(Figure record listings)
● ● ● ● ● ● ●

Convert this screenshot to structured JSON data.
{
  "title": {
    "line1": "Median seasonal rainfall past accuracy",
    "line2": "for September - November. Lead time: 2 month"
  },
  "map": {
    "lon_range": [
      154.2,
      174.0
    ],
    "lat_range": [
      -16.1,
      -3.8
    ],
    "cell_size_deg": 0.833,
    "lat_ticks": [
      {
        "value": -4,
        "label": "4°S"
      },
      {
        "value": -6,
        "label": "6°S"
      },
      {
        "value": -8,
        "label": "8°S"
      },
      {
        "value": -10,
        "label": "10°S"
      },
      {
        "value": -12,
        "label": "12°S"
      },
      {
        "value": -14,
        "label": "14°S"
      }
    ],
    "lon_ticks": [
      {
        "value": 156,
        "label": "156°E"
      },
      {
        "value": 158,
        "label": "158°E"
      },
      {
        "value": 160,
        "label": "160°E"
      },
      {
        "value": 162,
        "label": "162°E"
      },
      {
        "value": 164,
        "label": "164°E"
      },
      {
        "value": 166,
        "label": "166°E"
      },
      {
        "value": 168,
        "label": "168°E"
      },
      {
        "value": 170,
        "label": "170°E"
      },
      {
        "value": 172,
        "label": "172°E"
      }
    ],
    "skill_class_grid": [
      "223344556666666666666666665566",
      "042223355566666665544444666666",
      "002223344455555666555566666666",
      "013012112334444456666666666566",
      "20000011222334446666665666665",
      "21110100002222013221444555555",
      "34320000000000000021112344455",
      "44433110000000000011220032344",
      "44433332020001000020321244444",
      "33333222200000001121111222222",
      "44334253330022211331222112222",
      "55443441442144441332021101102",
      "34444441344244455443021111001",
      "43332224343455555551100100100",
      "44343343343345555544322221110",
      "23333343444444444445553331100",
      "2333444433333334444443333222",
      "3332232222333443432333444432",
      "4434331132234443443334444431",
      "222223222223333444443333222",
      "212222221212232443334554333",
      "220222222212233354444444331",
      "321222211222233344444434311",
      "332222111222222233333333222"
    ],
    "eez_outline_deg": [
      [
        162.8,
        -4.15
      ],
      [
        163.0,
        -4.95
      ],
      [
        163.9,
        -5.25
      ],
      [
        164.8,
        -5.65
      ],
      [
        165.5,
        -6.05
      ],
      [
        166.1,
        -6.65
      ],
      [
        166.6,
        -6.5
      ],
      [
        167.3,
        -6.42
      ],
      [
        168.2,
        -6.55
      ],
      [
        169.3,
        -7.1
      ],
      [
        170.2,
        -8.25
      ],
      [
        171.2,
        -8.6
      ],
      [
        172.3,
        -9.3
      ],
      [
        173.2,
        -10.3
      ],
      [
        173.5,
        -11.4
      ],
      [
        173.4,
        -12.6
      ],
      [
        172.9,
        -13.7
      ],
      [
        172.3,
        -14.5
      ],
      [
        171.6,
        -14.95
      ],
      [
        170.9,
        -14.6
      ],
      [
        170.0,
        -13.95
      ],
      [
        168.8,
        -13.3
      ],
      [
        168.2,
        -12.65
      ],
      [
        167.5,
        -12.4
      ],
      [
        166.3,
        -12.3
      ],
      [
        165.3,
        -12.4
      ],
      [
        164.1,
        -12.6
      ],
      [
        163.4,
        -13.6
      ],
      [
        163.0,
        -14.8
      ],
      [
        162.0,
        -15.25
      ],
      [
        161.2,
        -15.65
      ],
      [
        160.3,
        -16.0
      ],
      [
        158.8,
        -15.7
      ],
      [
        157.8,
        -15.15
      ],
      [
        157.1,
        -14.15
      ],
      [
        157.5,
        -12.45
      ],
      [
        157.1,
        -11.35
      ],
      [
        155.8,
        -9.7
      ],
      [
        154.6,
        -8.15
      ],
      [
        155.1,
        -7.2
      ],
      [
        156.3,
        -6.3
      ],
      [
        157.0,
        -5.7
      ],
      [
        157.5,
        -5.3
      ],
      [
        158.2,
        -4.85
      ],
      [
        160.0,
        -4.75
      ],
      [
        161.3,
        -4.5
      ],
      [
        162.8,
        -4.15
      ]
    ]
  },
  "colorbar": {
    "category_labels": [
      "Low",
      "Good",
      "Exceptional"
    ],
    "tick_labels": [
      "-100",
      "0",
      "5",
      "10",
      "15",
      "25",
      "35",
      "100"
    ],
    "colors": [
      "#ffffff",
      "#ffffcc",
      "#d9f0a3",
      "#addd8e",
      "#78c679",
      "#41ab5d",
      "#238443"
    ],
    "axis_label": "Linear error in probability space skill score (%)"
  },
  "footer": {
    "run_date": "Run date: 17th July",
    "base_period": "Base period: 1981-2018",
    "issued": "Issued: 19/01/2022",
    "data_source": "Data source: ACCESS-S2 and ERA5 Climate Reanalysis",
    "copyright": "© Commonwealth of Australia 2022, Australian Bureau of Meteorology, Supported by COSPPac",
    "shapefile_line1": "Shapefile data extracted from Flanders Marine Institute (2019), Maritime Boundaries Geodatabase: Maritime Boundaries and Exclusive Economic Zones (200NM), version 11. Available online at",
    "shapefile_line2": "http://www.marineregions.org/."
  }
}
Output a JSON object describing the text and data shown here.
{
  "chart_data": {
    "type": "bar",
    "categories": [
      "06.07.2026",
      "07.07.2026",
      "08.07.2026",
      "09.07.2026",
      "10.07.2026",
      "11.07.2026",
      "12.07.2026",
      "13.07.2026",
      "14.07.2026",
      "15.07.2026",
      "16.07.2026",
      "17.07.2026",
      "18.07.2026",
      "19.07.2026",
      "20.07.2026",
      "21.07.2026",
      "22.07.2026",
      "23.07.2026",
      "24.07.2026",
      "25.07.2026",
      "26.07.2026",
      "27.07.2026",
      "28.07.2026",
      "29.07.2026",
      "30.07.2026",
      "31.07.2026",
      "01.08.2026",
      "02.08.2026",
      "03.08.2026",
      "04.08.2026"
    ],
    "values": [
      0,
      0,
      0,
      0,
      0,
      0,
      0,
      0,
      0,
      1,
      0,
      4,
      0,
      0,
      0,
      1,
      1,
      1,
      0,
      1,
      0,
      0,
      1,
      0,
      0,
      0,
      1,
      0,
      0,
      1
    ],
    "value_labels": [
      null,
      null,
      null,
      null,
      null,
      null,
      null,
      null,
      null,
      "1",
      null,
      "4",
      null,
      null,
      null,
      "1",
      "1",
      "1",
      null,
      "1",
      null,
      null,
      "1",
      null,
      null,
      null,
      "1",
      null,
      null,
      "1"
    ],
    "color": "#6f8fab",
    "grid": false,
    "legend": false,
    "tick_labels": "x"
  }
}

● ● ● ● ● ● ●

> [Job]:
Copy all lines from the material that include "JSON".

> [Reply]:
Convert this screenshot to structured JSON data.
Output a JSON object describing the text and data shown here.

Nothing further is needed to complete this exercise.